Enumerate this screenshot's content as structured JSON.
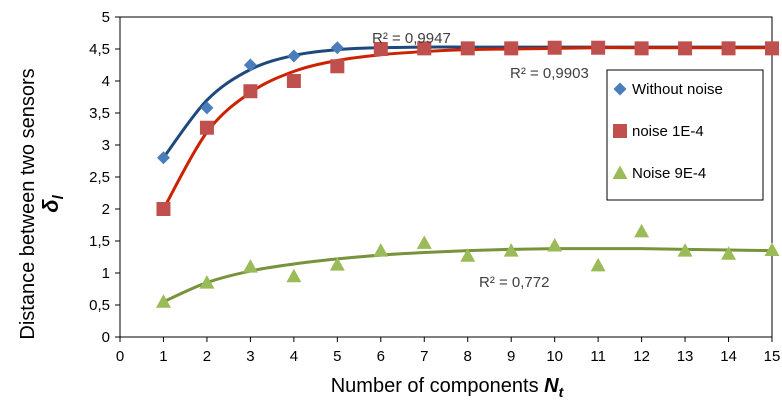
{
  "chart_data": {
    "type": "scatter",
    "title": "",
    "xlabel": "Number of components ",
    "xlabel_symbol": "N",
    "xlabel_subscript": "t",
    "ylabel": "Distance between two sensors",
    "ylabel_symbol": "δ",
    "ylabel_subscript": "l",
    "xlim": [
      0,
      15
    ],
    "ylim": [
      0,
      5
    ],
    "x_ticks": [
      "0",
      "1",
      "2",
      "3",
      "4",
      "5",
      "6",
      "7",
      "8",
      "9",
      "10",
      "11",
      "12",
      "13",
      "14",
      "15"
    ],
    "y_ticks": [
      "0",
      "0,5",
      "1",
      "1,5",
      "2",
      "2,5",
      "3",
      "3,5",
      "4",
      "4,5",
      "5"
    ],
    "grid": false,
    "legend_position": "right",
    "series": [
      {
        "name": "Without noise",
        "marker": "diamond",
        "color": "#4a7ebb",
        "trend_color": "#1f497d",
        "x": [
          1,
          2,
          3,
          4,
          5,
          6,
          7,
          8,
          9,
          10,
          11,
          12,
          13,
          14,
          15
        ],
        "y": [
          2.8,
          3.58,
          4.25,
          4.39,
          4.52,
          4.51,
          4.52,
          4.51,
          4.52,
          4.52,
          4.52,
          4.52,
          4.52,
          4.52,
          4.52
        ],
        "trend": [
          2.8,
          3.7,
          4.18,
          4.4,
          4.49,
          4.52,
          4.53,
          4.53,
          4.53,
          4.53,
          4.53,
          4.53,
          4.53,
          4.53,
          4.53
        ],
        "r2_label": "R² = 0,9947"
      },
      {
        "name": "noise 1E-4",
        "marker": "square",
        "color": "#c0504d",
        "trend_color": "#cc2200",
        "x": [
          1,
          2,
          3,
          4,
          5,
          6,
          7,
          8,
          9,
          10,
          11,
          12,
          13,
          14,
          15
        ],
        "y": [
          2.0,
          3.27,
          3.84,
          4.0,
          4.23,
          4.5,
          4.51,
          4.51,
          4.51,
          4.52,
          4.52,
          4.51,
          4.51,
          4.51,
          4.51
        ],
        "trend": [
          2.0,
          3.2,
          3.82,
          4.15,
          4.32,
          4.41,
          4.46,
          4.49,
          4.5,
          4.51,
          4.52,
          4.52,
          4.52,
          4.52,
          4.52
        ],
        "r2_label": "R² = 0,9903"
      },
      {
        "name": "Noise 9E-4",
        "marker": "triangle",
        "color": "#9bbb59",
        "trend_color": "#77933c",
        "x": [
          1,
          2,
          3,
          4,
          5,
          6,
          7,
          8,
          9,
          10,
          11,
          12,
          13,
          14,
          15
        ],
        "y": [
          0.55,
          0.85,
          1.1,
          0.95,
          1.13,
          1.35,
          1.47,
          1.27,
          1.35,
          1.43,
          1.12,
          1.65,
          1.35,
          1.3,
          1.36
        ],
        "trend": [
          0.55,
          0.85,
          1.03,
          1.14,
          1.22,
          1.28,
          1.32,
          1.35,
          1.37,
          1.38,
          1.38,
          1.38,
          1.37,
          1.36,
          1.35
        ],
        "r2_label": "R² = 0,772"
      }
    ]
  }
}
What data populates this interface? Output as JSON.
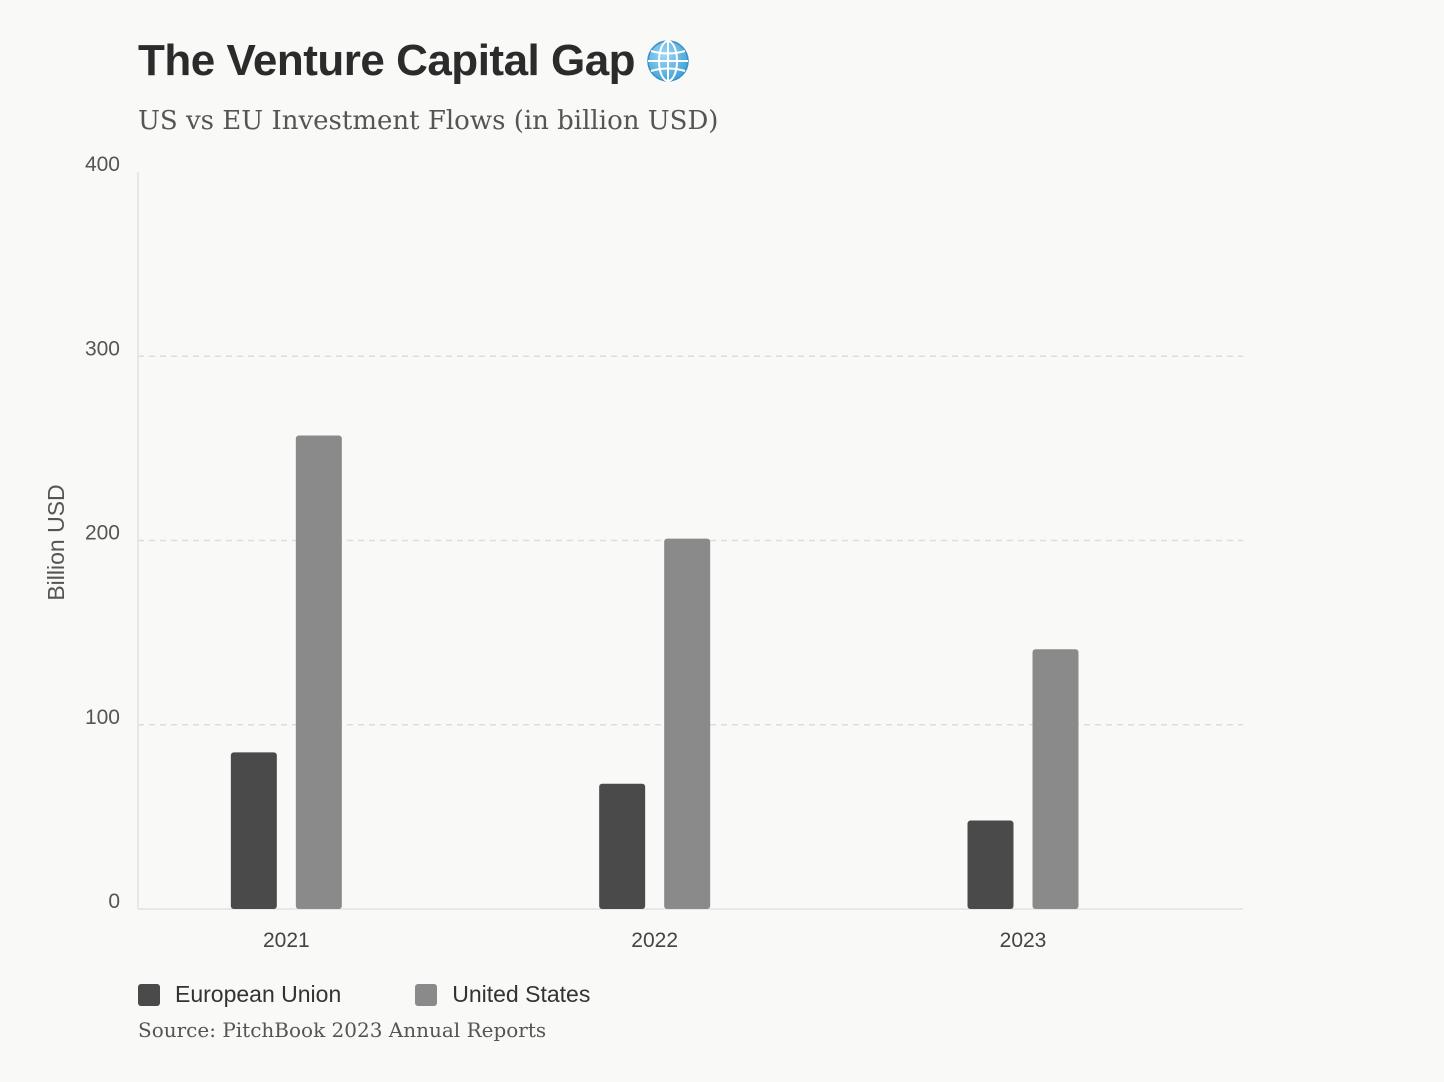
{
  "header": {
    "title": "The Venture Capital Gap",
    "title_icon": "globe-icon",
    "subtitle": "US vs EU Investment Flows (in billion USD)"
  },
  "chart_data": {
    "type": "bar",
    "categories": [
      "2021",
      "2022",
      "2023"
    ],
    "series": [
      {
        "name": "European Union",
        "values": [
          85,
          68,
          48
        ],
        "color": "#4a4a4a"
      },
      {
        "name": "United States",
        "values": [
          257,
          201,
          141
        ],
        "color": "#8a8a8a"
      }
    ],
    "ylabel": "Billion USD",
    "ylim": [
      0,
      400
    ],
    "yticks": [
      0,
      100,
      200,
      300,
      400
    ],
    "grid": true,
    "legend": "bottom-left"
  },
  "footer": {
    "source": "Source: PitchBook 2023 Annual Reports"
  }
}
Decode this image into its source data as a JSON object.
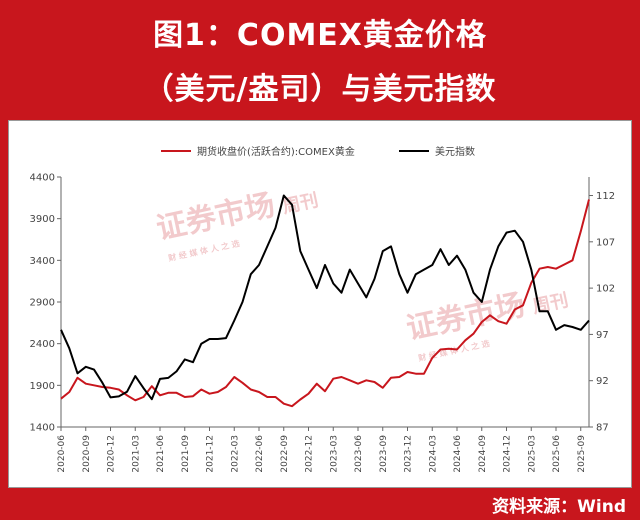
{
  "header": {
    "title_line1": "图1：COMEX黄金价格",
    "title_line2": "（美元/盎司）与美元指数"
  },
  "footer": {
    "source": "资料来源：Wind"
  },
  "watermark": {
    "text": "证券市场",
    "suffix": "周刊",
    "sub": "财 经 媒 体 人 之 选"
  },
  "chart_data": {
    "type": "line",
    "legend_position": "top-center",
    "grid": false,
    "x_axis": {
      "ticks": [
        "2020-06",
        "2020-09",
        "2020-12",
        "2021-03",
        "2021-06",
        "2021-09",
        "2021-12",
        "2022-03",
        "2022-06",
        "2022-09",
        "2022-12",
        "2023-03",
        "2023-06",
        "2023-09",
        "2023-12",
        "2024-03",
        "2024-06",
        "2024-09",
        "2024-12",
        "2025-03",
        "2025-06",
        "2025-09"
      ],
      "range": [
        "2020-06",
        "2025-10"
      ]
    },
    "y_left": {
      "ticks": [
        1400,
        1900,
        2400,
        2900,
        3400,
        3900,
        4400
      ],
      "range": [
        1400,
        4400
      ]
    },
    "y_right": {
      "ticks": [
        87,
        92,
        97,
        102,
        107,
        112
      ],
      "range": [
        87,
        114
      ]
    },
    "series": [
      {
        "name": "期货收盘价(活跃合约):COMEX黄金",
        "axis": "left",
        "color": "#c8161d",
        "x": [
          "2020-06",
          "2020-07",
          "2020-08",
          "2020-09",
          "2020-10",
          "2020-11",
          "2020-12",
          "2021-01",
          "2021-02",
          "2021-03",
          "2021-04",
          "2021-05",
          "2021-06",
          "2021-07",
          "2021-08",
          "2021-09",
          "2021-10",
          "2021-11",
          "2021-12",
          "2022-01",
          "2022-02",
          "2022-03",
          "2022-04",
          "2022-05",
          "2022-06",
          "2022-07",
          "2022-08",
          "2022-09",
          "2022-10",
          "2022-11",
          "2022-12",
          "2023-01",
          "2023-02",
          "2023-03",
          "2023-04",
          "2023-05",
          "2023-06",
          "2023-07",
          "2023-08",
          "2023-09",
          "2023-10",
          "2023-11",
          "2023-12",
          "2024-01",
          "2024-02",
          "2024-03",
          "2024-04",
          "2024-05",
          "2024-06",
          "2024-07",
          "2024-08",
          "2024-09",
          "2024-10",
          "2024-11",
          "2024-12",
          "2025-01",
          "2025-02",
          "2025-03",
          "2025-04",
          "2025-05",
          "2025-06",
          "2025-07",
          "2025-08",
          "2025-09",
          "2025-10"
        ],
        "values": [
          1740,
          1820,
          1990,
          1920,
          1900,
          1880,
          1870,
          1850,
          1780,
          1720,
          1760,
          1890,
          1780,
          1810,
          1810,
          1760,
          1770,
          1850,
          1800,
          1820,
          1880,
          2000,
          1930,
          1850,
          1820,
          1760,
          1760,
          1680,
          1650,
          1730,
          1800,
          1920,
          1830,
          1980,
          2000,
          1960,
          1920,
          1960,
          1940,
          1870,
          1990,
          2000,
          2060,
          2040,
          2040,
          2230,
          2330,
          2340,
          2330,
          2440,
          2520,
          2660,
          2740,
          2670,
          2640,
          2810,
          2860,
          3130,
          3300,
          3320,
          3300,
          3350,
          3400,
          3750,
          4130
        ]
      },
      {
        "name": "美元指数",
        "axis": "right",
        "color": "#000000",
        "x": [
          "2020-06",
          "2020-07",
          "2020-08",
          "2020-09",
          "2020-10",
          "2020-11",
          "2020-12",
          "2021-01",
          "2021-02",
          "2021-03",
          "2021-04",
          "2021-05",
          "2021-06",
          "2021-07",
          "2021-08",
          "2021-09",
          "2021-10",
          "2021-11",
          "2021-12",
          "2022-01",
          "2022-02",
          "2022-03",
          "2022-04",
          "2022-05",
          "2022-06",
          "2022-07",
          "2022-08",
          "2022-09",
          "2022-10",
          "2022-11",
          "2022-12",
          "2023-01",
          "2023-02",
          "2023-03",
          "2023-04",
          "2023-05",
          "2023-06",
          "2023-07",
          "2023-08",
          "2023-09",
          "2023-10",
          "2023-11",
          "2023-12",
          "2024-01",
          "2024-02",
          "2024-03",
          "2024-04",
          "2024-05",
          "2024-06",
          "2024-07",
          "2024-08",
          "2024-09",
          "2024-10",
          "2024-11",
          "2024-12",
          "2025-01",
          "2025-02",
          "2025-03",
          "2025-04",
          "2025-05",
          "2025-06",
          "2025-07",
          "2025-08",
          "2025-09",
          "2025-10"
        ],
        "values": [
          97.5,
          95.5,
          92.8,
          93.5,
          93.2,
          91.8,
          90.2,
          90.3,
          90.8,
          92.5,
          91.2,
          90.0,
          92.2,
          92.3,
          93.0,
          94.3,
          94.0,
          96.0,
          96.5,
          96.5,
          96.6,
          98.5,
          100.5,
          103.5,
          104.5,
          106.5,
          108.5,
          112.0,
          111.0,
          106.0,
          104.0,
          102.0,
          104.5,
          102.5,
          101.5,
          104.0,
          102.5,
          101.0,
          103.0,
          106.0,
          106.5,
          103.5,
          101.5,
          103.5,
          104.0,
          104.5,
          106.2,
          104.5,
          105.5,
          104.0,
          101.5,
          100.5,
          104.0,
          106.5,
          108.0,
          108.2,
          107.0,
          104.0,
          99.5,
          99.5,
          97.5,
          98.0,
          97.8,
          97.5,
          98.5
        ]
      }
    ]
  }
}
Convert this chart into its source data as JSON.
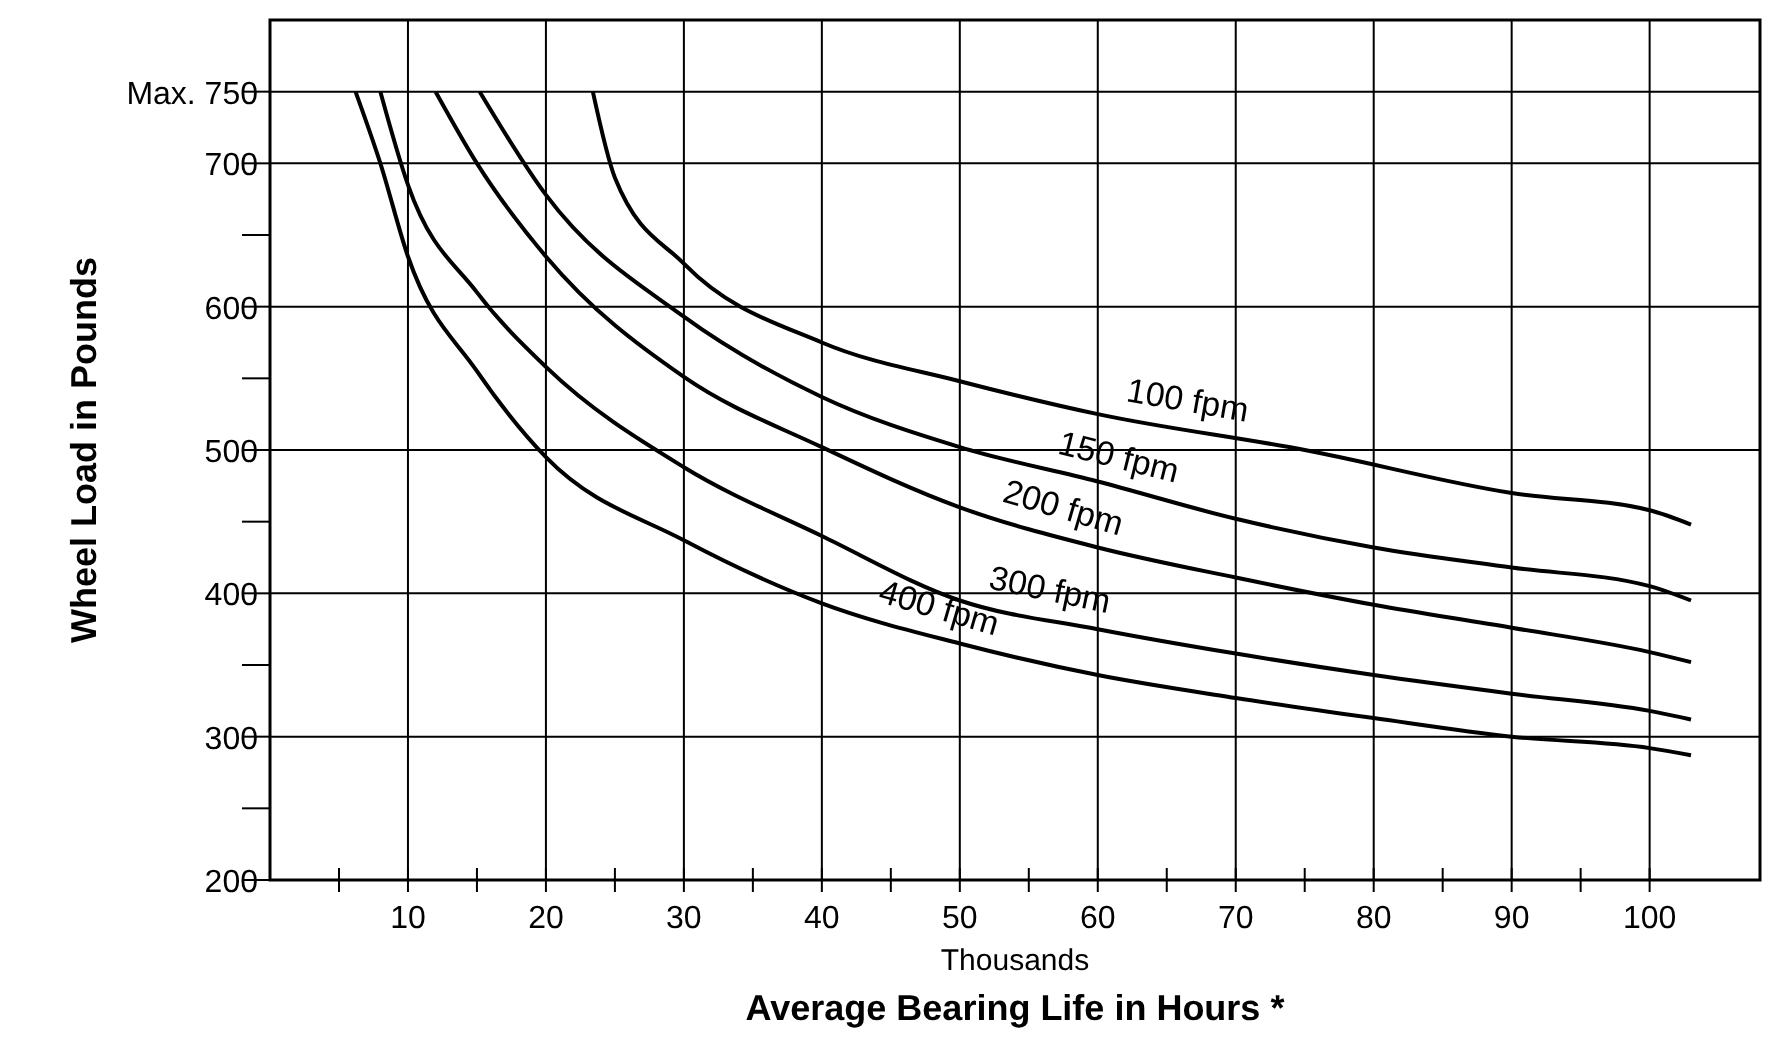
------------------------------------
### WRITTEN PROBLEM
Copy out each line in the preceding records that contains "source".

### TASK SOLUTION
    "source": "Source: PitchBook 2023 Annual Reports"
Decode this image into its source data as a JSON object.
    "source": "资料来源：Wind"
Convert this chart into its source data as JSON.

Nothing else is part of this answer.